What needs to be done
Reproduce every entry exactly.

* Begin Recorded data *

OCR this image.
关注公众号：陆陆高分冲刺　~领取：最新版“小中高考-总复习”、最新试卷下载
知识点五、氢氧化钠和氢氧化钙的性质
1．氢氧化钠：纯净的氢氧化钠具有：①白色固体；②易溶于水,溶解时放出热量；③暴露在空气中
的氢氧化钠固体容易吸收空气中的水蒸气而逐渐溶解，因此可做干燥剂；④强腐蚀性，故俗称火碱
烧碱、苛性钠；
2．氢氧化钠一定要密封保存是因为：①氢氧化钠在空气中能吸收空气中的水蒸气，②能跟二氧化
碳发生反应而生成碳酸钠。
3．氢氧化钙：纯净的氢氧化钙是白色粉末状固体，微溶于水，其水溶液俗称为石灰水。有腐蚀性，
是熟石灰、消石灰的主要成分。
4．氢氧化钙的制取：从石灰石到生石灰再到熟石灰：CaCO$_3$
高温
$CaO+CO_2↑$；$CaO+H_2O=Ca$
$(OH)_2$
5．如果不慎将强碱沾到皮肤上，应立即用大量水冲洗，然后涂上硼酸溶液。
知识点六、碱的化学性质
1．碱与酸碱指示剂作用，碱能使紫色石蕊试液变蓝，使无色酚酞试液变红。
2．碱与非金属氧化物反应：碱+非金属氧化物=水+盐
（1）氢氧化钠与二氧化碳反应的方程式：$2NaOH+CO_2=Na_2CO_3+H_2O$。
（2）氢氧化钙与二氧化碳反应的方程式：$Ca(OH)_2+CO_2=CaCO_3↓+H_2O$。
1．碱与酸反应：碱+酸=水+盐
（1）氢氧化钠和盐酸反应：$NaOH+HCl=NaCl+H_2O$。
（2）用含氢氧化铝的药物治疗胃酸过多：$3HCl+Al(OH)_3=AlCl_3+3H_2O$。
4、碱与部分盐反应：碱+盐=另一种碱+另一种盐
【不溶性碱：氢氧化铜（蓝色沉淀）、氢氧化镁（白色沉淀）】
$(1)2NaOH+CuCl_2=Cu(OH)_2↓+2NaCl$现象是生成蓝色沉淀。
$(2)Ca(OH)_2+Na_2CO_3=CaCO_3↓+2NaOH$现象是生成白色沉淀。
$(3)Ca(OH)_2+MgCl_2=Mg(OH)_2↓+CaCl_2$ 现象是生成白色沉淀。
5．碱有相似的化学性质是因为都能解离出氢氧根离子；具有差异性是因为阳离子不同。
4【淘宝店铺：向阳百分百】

* End Recorded data *

Answer to this problem
OCR this image.
关注公众号：陆陆高分冲刺　~领取：最新版“小中高考-总复习”、最新试卷下载
知识点五、氢氧化钠和氢氧化钙的性质
1．氢氧化钠：纯净的氢氧化钠具有：①白色固体；②易溶于水,溶解时放出热量；③暴露在空气中
的氢氧化钠固体容易吸收空气中的水蒸气而逐渐溶解，因此可做干燥剂；④强腐蚀性，故俗称火碱
烧碱、苛性钠；
2．氢氧化钠一定要密封保存是因为：①氢氧化钠在空气中能吸收空气中的水蒸气，②能跟二氧化
碳发生反应而生成碳酸钠。
3．氢氧化钙：纯净的氢氧化钙是白色粉末状固体，微溶于水，其水溶液俗称为石灰水。有腐蚀性，
是熟石灰、消石灰的主要成分。
4．氢氧化钙的制取：从石灰石到生石灰再到熟石灰：CaCO$_3$
高温
$CaO+CO_2↑$；$CaO+H_2O=Ca$
$(OH)_2$
5．如果不慎将强碱沾到皮肤上，应立即用大量水冲洗，然后涂上硼酸溶液。
知识点六、碱的化学性质
1．碱与酸碱指示剂作用，碱能使紫色石蕊试液变蓝，使无色酚酞试液变红。
2．碱与非金属氧化物反应：碱+非金属氧化物=水+盐
（1）氢氧化钠与二氧化碳反应的方程式：$2NaOH+CO_2=Na_2CO_3+H_2O$。
（2）氢氧化钙与二氧化碳反应的方程式：$Ca(OH)_2+CO_2=CaCO_3↓+H_2O$。
1．碱与酸反应：碱+酸=水+盐
（1）氢氧化钠和盐酸反应：$NaOH+HCl=NaCl+H_2O$。
（2）用含氢氧化铝的药物治疗胃酸过多：$3HCl+Al(OH)_3=AlCl_3+3H_2O$。
4、碱与部分盐反应：碱+盐=另一种碱+另一种盐
【不溶性碱：氢氧化铜（蓝色沉淀）、氢氧化镁（白色沉淀）】
$(1)2NaOH+CuCl_2=Cu(OH)_2↓+2NaCl$现象是生成蓝色沉淀。
$(2)Ca(OH)_2+Na_2CO_3=CaCO_3↓+2NaOH$现象是生成白色沉淀。
$(3)Ca(OH)_2+MgCl_2=Mg(OH)_2↓+CaCl_2$ 现象是生成白色沉淀。
5．碱有相似的化学性质是因为都能解离出氢氧根离子；具有差异性是因为阳离子不同。
4【淘宝店铺：向阳百分百】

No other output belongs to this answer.